** start of GIVEN RECORDS **
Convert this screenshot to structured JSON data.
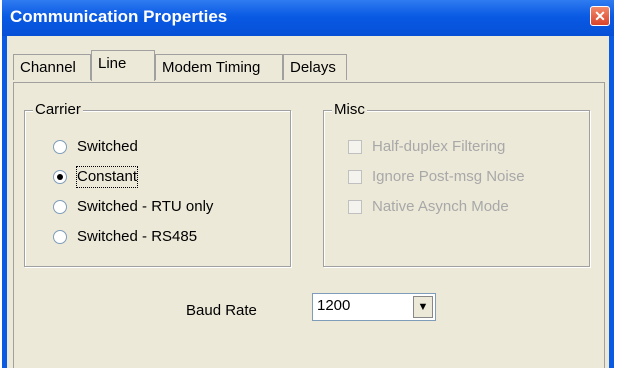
{
  "window": {
    "title": "Communication Properties",
    "close_glyph": "✕"
  },
  "tabs": [
    {
      "label": "Channel",
      "active": false
    },
    {
      "label": "Line",
      "active": true
    },
    {
      "label": "Modem Timing",
      "active": false
    },
    {
      "label": "Delays",
      "active": false
    }
  ],
  "carrier": {
    "label": "Carrier",
    "options": [
      {
        "label": "Switched",
        "selected": false
      },
      {
        "label": "Constant",
        "selected": true
      },
      {
        "label": "Switched - RTU only",
        "selected": false
      },
      {
        "label": "Switched - RS485",
        "selected": false
      }
    ]
  },
  "misc": {
    "label": "Misc",
    "options": [
      {
        "label": "Half-duplex Filtering",
        "checked": false,
        "enabled": false
      },
      {
        "label": "Ignore Post-msg Noise",
        "checked": false,
        "enabled": false
      },
      {
        "label": "Native Asynch Mode",
        "checked": false,
        "enabled": false
      }
    ]
  },
  "baud_rate": {
    "label": "Baud Rate",
    "value": "1200",
    "arrow_glyph": "▼"
  },
  "colors": {
    "title_bar": "#0a5ae4",
    "dialog_bg": "#ece9d8",
    "close_button": "#d9432b"
  }
}
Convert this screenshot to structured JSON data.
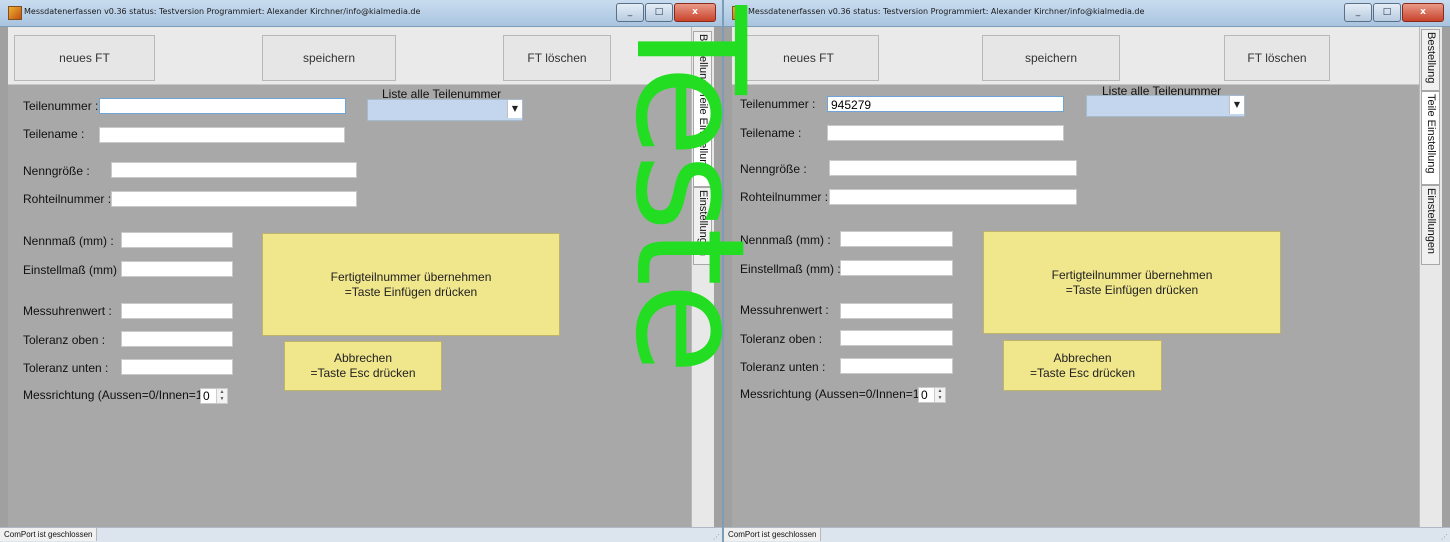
{
  "window_title": "Messdatenerfassen  v0.36  status: Testversion  Programmiert: Alexander Kirchner/info@kialmedia.de",
  "window_buttons": {
    "minimize": "_",
    "maximize": "□",
    "close": "x"
  },
  "toolbar": {
    "new_ft": "neues FT",
    "save": "speichern",
    "delete_ft": "FT löschen"
  },
  "labels": {
    "teilenummer": "Teilenummer :",
    "teilename": "Teilename :",
    "nenngroesse": "Nenngröße :",
    "rohteilnummer": "Rohteilnummer :",
    "nennmass": "Nennmaß (mm) :",
    "einstellmass": "Einstellmaß (mm) :",
    "messuhrenwert": "Messuhrenwert :",
    "toleranz_oben": "Toleranz oben :",
    "toleranz_unten": "Toleranz unten :",
    "messrichtung": "Messrichtung (Aussen=0/Innen=1)",
    "liste": "Liste alle Teilenummer"
  },
  "buttons": {
    "uebernehmen_line1": "Fertigteilnummer übernehmen",
    "uebernehmen_line2": "=Taste Einfügen drücken",
    "abbrechen_line1": "Abbrechen",
    "abbrechen_line2": "=Taste Esc drücken"
  },
  "tabs": [
    "Bestellung",
    "Teile Einstellung",
    "Einstellungen"
  ],
  "status": "ComPort ist geschlossen",
  "left_values": {
    "teilenummer": "",
    "messrichtung": "0"
  },
  "right_values": {
    "teilenummer": "945279",
    "messrichtung": "0"
  },
  "watermark_text": "Teste",
  "colors": {
    "watermark": "#22dd22",
    "yellow_button": "#f0e68c"
  }
}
** end of GIVEN RECORDS **
Repeat the listing above exactly, with no pictures.

Convert this screenshot to structured JSON data.
{
  "window": {
    "title": "Communication Properties",
    "close_glyph": "✕"
  },
  "tabs": [
    {
      "label": "Channel",
      "active": false
    },
    {
      "label": "Line",
      "active": true
    },
    {
      "label": "Modem Timing",
      "active": false
    },
    {
      "label": "Delays",
      "active": false
    }
  ],
  "carrier": {
    "label": "Carrier",
    "options": [
      {
        "label": "Switched",
        "selected": false
      },
      {
        "label": "Constant",
        "selected": true
      },
      {
        "label": "Switched - RTU only",
        "selected": false
      },
      {
        "label": "Switched - RS485",
        "selected": false
      }
    ]
  },
  "misc": {
    "label": "Misc",
    "options": [
      {
        "label": "Half-duplex Filtering",
        "checked": false,
        "enabled": false
      },
      {
        "label": "Ignore Post-msg Noise",
        "checked": false,
        "enabled": false
      },
      {
        "label": "Native Asynch Mode",
        "checked": false,
        "enabled": false
      }
    ]
  },
  "baud_rate": {
    "label": "Baud Rate",
    "value": "1200",
    "arrow_glyph": "▼"
  },
  "colors": {
    "title_bar": "#0a5ae4",
    "dialog_bg": "#ece9d8",
    "close_button": "#d9432b"
  }
}
Convert this screenshot to structured JSON data.
{
  "window_title": "Messdatenerfassen  v0.36  status: Testversion  Programmiert: Alexander Kirchner/info@kialmedia.de",
  "window_buttons": {
    "minimize": "_",
    "maximize": "□",
    "close": "x"
  },
  "toolbar": {
    "new_ft": "neues FT",
    "save": "speichern",
    "delete_ft": "FT löschen"
  },
  "labels": {
    "teilenummer": "Teilenummer :",
    "teilename": "Teilename :",
    "nenngroesse": "Nenngröße :",
    "rohteilnummer": "Rohteilnummer :",
    "nennmass": "Nennmaß (mm) :",
    "einstellmass": "Einstellmaß (mm) :",
    "messuhrenwert": "Messuhrenwert :",
    "toleranz_oben": "Toleranz oben :",
    "toleranz_unten": "Toleranz unten :",
    "messrichtung": "Messrichtung (Aussen=0/Innen=1)",
    "liste": "Liste alle Teilenummer"
  },
  "buttons": {
    "uebernehmen_line1": "Fertigteilnummer übernehmen",
    "uebernehmen_line2": "=Taste Einfügen drücken",
    "abbrechen_line1": "Abbrechen",
    "abbrechen_line2": "=Taste Esc drücken"
  },
  "tabs": [
    "Bestellung",
    "Teile Einstellung",
    "Einstellungen"
  ],
  "status": "ComPort ist geschlossen",
  "left_values": {
    "teilenummer": "",
    "messrichtung": "0"
  },
  "right_values": {
    "teilenummer": "945279",
    "messrichtung": "0"
  },
  "watermark_text": "Teste",
  "colors": {
    "watermark": "#22dd22",
    "yellow_button": "#f0e68c"
  }
}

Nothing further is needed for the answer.